• [THE PROBLEM] Set down each entry from the block beneath, exactly as written.

====== DATA LISTING ======

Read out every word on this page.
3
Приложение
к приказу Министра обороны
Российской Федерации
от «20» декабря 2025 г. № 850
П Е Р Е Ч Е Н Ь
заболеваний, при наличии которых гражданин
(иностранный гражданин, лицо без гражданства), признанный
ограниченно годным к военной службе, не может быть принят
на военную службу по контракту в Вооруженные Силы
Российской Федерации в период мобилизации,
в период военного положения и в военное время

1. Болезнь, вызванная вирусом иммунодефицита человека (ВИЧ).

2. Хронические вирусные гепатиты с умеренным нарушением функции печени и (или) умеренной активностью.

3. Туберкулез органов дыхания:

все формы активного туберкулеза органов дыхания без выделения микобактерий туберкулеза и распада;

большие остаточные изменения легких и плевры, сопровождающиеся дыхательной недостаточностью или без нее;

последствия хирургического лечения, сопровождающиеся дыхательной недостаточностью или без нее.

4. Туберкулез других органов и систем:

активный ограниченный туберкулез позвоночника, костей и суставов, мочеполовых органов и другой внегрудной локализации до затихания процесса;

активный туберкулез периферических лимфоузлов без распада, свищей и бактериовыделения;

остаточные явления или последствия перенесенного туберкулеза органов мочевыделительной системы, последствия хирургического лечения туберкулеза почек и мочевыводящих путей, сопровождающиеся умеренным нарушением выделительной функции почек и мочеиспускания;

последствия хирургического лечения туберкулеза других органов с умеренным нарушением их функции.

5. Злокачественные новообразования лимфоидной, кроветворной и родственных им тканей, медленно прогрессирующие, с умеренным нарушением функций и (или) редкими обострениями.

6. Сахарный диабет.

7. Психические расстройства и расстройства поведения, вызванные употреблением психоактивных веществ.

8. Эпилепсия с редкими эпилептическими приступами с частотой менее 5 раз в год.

======

• [THE ANSWER]
Read out every word on this page.
3
Приложение
к приказу Министра обороны
Российской Федерации
от «20» декабря 2025 г. № 850
П Е Р Е Ч Е Н Ь
заболеваний, при наличии которых гражданин
(иностранный гражданин, лицо без гражданства), признанный
ограниченно годным к военной службе, не может быть принят
на военную службу по контракту в Вооруженные Силы
Российской Федерации в период мобилизации,
в период военного положения и в военное время

1. Болезнь, вызванная вирусом иммунодефицита человека (ВИЧ).

2. Хронические вирусные гепатиты с умеренным нарушением функции печени и (или) умеренной активностью.

3. Туберкулез органов дыхания:

все формы активного туберкулеза органов дыхания без выделения микобактерий туберкулеза и распада;

большие остаточные изменения легких и плевры, сопровождающиеся дыхательной недостаточностью или без нее;

последствия хирургического лечения, сопровождающиеся дыхательной недостаточностью или без нее.

4. Туберкулез других органов и систем:

активный ограниченный туберкулез позвоночника, костей и суставов, мочеполовых органов и другой внегрудной локализации до затихания процесса;

активный туберкулез периферических лимфоузлов без распада, свищей и бактериовыделения;

остаточные явления или последствия перенесенного туберкулеза органов мочевыделительной системы, последствия хирургического лечения туберкулеза почек и мочевыводящих путей, сопровождающиеся умеренным нарушением выделительной функции почек и мочеиспускания;

последствия хирургического лечения туберкулеза других органов с умеренным нарушением их функции.

5. Злокачественные новообразования лимфоидной, кроветворной и родственных им тканей, медленно прогрессирующие, с умеренным нарушением функций и (или) редкими обострениями.

6. Сахарный диабет.

7. Психические расстройства и расстройства поведения, вызванные употреблением психоактивных веществ.

8. Эпилепсия с редкими эпилептическими приступами с частотой менее 5 раз в год.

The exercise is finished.